What needs to be done >>
Omit every picture and return the rest of the data unaltered.

Available records >>
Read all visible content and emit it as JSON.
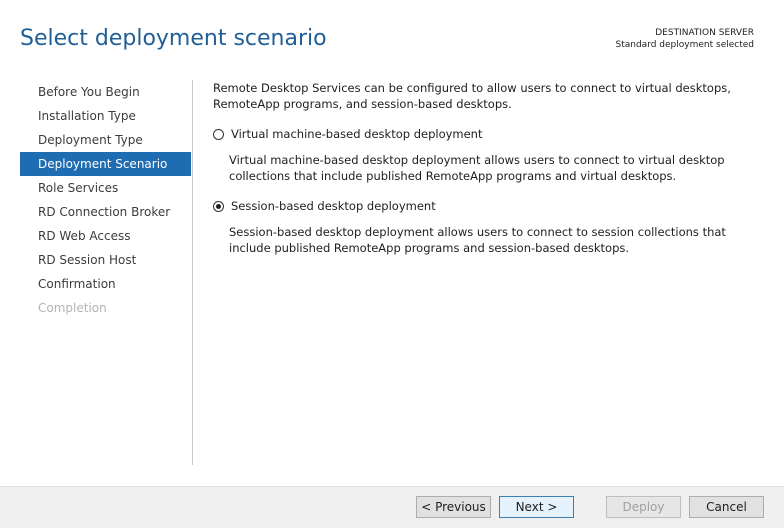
{
  "header": {
    "title": "Select deployment scenario",
    "destination_label": "DESTINATION SERVER",
    "destination_value": "Standard deployment selected"
  },
  "nav": {
    "items": [
      {
        "label": "Before You Begin",
        "state": "normal"
      },
      {
        "label": "Installation Type",
        "state": "normal"
      },
      {
        "label": "Deployment Type",
        "state": "normal"
      },
      {
        "label": "Deployment Scenario",
        "state": "active"
      },
      {
        "label": "Role Services",
        "state": "normal"
      },
      {
        "label": "RD Connection Broker",
        "state": "normal"
      },
      {
        "label": "RD Web Access",
        "state": "normal"
      },
      {
        "label": "RD Session Host",
        "state": "normal"
      },
      {
        "label": "Confirmation",
        "state": "normal"
      },
      {
        "label": "Completion",
        "state": "disabled"
      }
    ]
  },
  "content": {
    "intro": "Remote Desktop Services can be configured to allow users to connect to virtual desktops, RemoteApp programs, and session-based desktops.",
    "options": [
      {
        "label": "Virtual machine-based desktop deployment",
        "description": "Virtual machine-based desktop deployment allows users to connect to virtual desktop collections that include published RemoteApp programs and virtual desktops.",
        "selected": false
      },
      {
        "label": "Session-based desktop deployment",
        "description": "Session-based desktop deployment allows users to connect to session collections that include published RemoteApp programs and session-based desktops.",
        "selected": true
      }
    ]
  },
  "footer": {
    "previous_label": "< Previous",
    "next_label": "Next >",
    "deploy_label": "Deploy",
    "cancel_label": "Cancel"
  },
  "colors": {
    "title": "#1f5f96",
    "nav_active_bg": "#1e6cb2",
    "nav_disabled_text": "#b4b4b4",
    "footer_bg": "#f0f0f0"
  }
}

Correct output >>
Read all visible content and emit it as JSON.
{
  "header": {
    "title": "Select deployment scenario",
    "destination_label": "DESTINATION SERVER",
    "destination_value": "Standard deployment selected"
  },
  "nav": {
    "items": [
      {
        "label": "Before You Begin",
        "state": "normal"
      },
      {
        "label": "Installation Type",
        "state": "normal"
      },
      {
        "label": "Deployment Type",
        "state": "normal"
      },
      {
        "label": "Deployment Scenario",
        "state": "active"
      },
      {
        "label": "Role Services",
        "state": "normal"
      },
      {
        "label": "RD Connection Broker",
        "state": "normal"
      },
      {
        "label": "RD Web Access",
        "state": "normal"
      },
      {
        "label": "RD Session Host",
        "state": "normal"
      },
      {
        "label": "Confirmation",
        "state": "normal"
      },
      {
        "label": "Completion",
        "state": "disabled"
      }
    ]
  },
  "content": {
    "intro": "Remote Desktop Services can be configured to allow users to connect to virtual desktops, RemoteApp programs, and session-based desktops.",
    "options": [
      {
        "label": "Virtual machine-based desktop deployment",
        "description": "Virtual machine-based desktop deployment allows users to connect to virtual desktop collections that include published RemoteApp programs and virtual desktops.",
        "selected": false
      },
      {
        "label": "Session-based desktop deployment",
        "description": "Session-based desktop deployment allows users to connect to session collections that include published RemoteApp programs and session-based desktops.",
        "selected": true
      }
    ]
  },
  "footer": {
    "previous_label": "< Previous",
    "next_label": "Next >",
    "deploy_label": "Deploy",
    "cancel_label": "Cancel"
  },
  "colors": {
    "title": "#1f5f96",
    "nav_active_bg": "#1e6cb2",
    "nav_disabled_text": "#b4b4b4",
    "footer_bg": "#f0f0f0"
  }
}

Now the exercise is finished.